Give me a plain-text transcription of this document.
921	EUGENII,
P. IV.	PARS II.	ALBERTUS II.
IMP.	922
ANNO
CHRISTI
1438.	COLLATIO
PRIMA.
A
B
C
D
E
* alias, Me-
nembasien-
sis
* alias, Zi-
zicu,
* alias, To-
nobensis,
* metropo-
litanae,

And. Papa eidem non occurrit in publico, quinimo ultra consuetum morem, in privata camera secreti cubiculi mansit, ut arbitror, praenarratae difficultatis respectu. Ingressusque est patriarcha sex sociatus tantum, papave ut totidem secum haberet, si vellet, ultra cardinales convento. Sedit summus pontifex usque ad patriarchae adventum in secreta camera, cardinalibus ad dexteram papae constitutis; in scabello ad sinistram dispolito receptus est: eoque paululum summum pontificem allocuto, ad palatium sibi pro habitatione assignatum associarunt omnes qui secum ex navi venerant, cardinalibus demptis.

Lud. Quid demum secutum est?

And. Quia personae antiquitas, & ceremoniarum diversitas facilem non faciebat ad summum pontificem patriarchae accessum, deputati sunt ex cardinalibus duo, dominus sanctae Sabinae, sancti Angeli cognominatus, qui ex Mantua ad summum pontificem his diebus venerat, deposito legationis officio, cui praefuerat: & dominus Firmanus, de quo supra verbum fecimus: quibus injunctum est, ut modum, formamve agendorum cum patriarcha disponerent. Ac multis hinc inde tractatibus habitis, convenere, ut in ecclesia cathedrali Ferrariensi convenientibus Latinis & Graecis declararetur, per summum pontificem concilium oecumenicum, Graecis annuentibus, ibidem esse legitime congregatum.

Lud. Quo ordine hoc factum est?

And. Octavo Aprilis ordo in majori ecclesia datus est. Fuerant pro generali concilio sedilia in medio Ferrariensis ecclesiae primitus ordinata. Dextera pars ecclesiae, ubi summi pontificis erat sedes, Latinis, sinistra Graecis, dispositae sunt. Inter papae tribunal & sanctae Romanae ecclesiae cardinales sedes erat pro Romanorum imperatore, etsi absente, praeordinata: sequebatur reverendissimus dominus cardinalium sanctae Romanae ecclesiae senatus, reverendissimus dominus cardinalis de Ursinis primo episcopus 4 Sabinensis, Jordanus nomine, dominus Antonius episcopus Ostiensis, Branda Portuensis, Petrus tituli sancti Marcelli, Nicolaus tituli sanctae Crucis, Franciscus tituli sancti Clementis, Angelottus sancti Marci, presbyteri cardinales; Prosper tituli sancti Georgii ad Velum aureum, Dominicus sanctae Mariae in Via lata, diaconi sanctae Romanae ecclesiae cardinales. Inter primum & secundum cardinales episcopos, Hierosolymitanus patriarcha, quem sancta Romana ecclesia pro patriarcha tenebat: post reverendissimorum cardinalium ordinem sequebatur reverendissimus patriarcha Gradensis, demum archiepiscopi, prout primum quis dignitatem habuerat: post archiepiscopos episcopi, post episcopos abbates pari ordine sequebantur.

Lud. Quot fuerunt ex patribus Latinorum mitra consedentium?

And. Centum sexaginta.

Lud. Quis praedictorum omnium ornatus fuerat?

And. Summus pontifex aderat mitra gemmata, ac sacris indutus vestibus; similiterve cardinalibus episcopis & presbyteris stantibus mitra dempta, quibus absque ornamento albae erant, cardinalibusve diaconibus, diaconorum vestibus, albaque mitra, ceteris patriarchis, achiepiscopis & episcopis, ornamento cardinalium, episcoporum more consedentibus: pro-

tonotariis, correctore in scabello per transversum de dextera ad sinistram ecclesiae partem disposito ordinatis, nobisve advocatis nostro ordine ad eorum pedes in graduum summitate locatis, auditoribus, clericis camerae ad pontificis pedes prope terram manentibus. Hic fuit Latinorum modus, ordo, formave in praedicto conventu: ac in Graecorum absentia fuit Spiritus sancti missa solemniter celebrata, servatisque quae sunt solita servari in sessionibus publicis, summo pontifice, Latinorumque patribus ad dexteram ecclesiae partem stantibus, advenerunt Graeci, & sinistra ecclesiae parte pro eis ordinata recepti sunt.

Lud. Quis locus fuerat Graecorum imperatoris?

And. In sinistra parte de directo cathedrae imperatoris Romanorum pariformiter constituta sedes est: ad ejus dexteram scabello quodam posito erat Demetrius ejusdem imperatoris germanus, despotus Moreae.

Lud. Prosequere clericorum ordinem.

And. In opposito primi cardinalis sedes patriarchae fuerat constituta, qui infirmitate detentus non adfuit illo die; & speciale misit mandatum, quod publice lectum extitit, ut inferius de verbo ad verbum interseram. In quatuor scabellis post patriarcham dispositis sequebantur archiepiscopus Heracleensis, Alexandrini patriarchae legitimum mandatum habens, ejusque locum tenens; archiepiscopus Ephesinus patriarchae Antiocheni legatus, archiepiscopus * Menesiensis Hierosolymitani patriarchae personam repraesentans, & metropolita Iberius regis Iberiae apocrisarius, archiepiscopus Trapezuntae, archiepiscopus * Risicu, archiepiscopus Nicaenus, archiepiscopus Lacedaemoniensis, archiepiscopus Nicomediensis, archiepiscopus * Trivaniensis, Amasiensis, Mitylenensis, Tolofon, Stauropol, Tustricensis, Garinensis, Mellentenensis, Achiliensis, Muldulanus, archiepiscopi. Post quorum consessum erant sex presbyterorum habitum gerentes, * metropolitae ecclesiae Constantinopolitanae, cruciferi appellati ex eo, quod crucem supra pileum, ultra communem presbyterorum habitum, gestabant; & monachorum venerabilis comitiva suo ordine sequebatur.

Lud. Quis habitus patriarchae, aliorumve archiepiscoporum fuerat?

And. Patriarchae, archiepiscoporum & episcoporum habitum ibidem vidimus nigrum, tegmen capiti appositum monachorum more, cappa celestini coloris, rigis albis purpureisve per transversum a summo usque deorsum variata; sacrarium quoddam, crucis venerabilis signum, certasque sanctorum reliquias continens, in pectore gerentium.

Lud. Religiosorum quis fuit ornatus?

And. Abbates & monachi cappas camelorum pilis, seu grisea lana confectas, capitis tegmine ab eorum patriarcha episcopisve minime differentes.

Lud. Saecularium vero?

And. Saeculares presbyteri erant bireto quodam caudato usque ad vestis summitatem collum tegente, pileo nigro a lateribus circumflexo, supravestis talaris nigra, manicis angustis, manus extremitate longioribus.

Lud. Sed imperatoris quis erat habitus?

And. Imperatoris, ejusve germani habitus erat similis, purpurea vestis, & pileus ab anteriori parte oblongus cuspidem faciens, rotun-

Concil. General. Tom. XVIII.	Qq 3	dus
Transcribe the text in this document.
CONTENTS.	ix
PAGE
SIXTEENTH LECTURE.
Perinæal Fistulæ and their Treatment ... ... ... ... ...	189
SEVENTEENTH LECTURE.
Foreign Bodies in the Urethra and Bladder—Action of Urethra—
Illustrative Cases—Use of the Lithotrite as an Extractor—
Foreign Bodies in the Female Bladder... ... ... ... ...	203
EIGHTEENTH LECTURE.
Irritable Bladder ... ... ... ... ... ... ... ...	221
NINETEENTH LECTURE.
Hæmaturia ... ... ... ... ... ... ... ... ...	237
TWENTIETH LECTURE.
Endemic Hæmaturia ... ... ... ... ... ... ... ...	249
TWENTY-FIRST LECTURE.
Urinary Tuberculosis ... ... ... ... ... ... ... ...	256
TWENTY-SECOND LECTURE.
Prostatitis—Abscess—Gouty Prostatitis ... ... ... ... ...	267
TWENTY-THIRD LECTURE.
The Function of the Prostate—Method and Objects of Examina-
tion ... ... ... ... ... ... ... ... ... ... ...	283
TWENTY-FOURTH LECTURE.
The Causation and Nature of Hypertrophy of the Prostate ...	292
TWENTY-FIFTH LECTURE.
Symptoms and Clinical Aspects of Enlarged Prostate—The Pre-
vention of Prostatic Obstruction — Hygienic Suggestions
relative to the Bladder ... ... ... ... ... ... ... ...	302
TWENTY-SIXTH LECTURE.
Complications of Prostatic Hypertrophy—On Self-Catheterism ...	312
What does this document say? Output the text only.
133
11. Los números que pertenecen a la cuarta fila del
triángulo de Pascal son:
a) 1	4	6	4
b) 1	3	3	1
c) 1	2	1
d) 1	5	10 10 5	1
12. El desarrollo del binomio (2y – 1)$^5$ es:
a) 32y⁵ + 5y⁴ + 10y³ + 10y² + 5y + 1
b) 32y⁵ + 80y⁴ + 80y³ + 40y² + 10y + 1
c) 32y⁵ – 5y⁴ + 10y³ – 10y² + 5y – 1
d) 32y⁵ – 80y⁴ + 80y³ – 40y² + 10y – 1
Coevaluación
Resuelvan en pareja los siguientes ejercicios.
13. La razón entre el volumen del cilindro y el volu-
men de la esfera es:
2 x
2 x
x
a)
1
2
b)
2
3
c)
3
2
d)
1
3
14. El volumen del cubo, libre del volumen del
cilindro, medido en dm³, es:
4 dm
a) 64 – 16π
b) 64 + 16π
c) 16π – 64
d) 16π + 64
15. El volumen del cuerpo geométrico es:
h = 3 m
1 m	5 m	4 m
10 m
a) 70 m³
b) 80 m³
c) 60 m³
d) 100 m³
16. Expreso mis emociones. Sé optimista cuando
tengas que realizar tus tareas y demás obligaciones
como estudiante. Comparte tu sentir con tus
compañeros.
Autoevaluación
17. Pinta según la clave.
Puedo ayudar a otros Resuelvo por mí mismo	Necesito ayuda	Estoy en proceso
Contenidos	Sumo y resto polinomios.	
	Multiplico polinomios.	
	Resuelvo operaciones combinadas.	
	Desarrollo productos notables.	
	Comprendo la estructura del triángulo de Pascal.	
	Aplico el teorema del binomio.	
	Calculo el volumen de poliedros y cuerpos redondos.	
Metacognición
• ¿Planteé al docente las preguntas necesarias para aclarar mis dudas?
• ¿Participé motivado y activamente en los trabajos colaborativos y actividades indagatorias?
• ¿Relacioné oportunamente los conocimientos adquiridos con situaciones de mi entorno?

※

Go through the listing above and locate each line that holds the word "dexteram". Copy those lines.

▶ **SOLUTION FOR THIS PROBLEM**
And. Papa eidem non occurrit in publico, quinimo ultra consuetum morem, in privata camera secreti cubiculi mansit, ut arbitror, praenarratae difficultatis respectu. Ingressusque est patriarcha sex sociatus tantum, papave ut totidem secum haberet, si vellet, ultra cardinales convento. Sedit summus pontifex usque ad patriarchae adventum in secreta camera, cardinalibus ad dexteram papae constitutis; in scabello ad sinistram dispolito receptus est: eoque paululum summum pontificem allocuto, ad palatium sibi pro habitatione assignatum associarunt omnes qui secum ex navi venerant, cardinalibus demptis.
tonotariis, correctore in scabello per transversum de dextera ad sinistram ecclesiae partem disposito ordinatis, nobisve advocatis nostro ordine ad eorum pedes in graduum summitate locatis, auditoribus, clericis camerae ad pontificis pedes prope terram manentibus. Hic fuit Latinorum modus, ordo, formave in praedicto conventu: ac in Graecorum absentia fuit Spiritus sancti missa solemniter celebrata, servatisque quae sunt solita servari in sessionibus publicis, summo pontifice, Latinorumque patribus ad dexteram ecclesiae partem stantibus, advenerunt Graeci, & sinistra ecclesiae parte pro eis ordinata recepti sunt.
And. In sinistra parte de directo cathedrae imperatoris Romanorum pariformiter constituta sedes est: ad ejus dexteram scabello quodam posito erat Demetrius ejusdem imperatoris germanus, despotus Moreae.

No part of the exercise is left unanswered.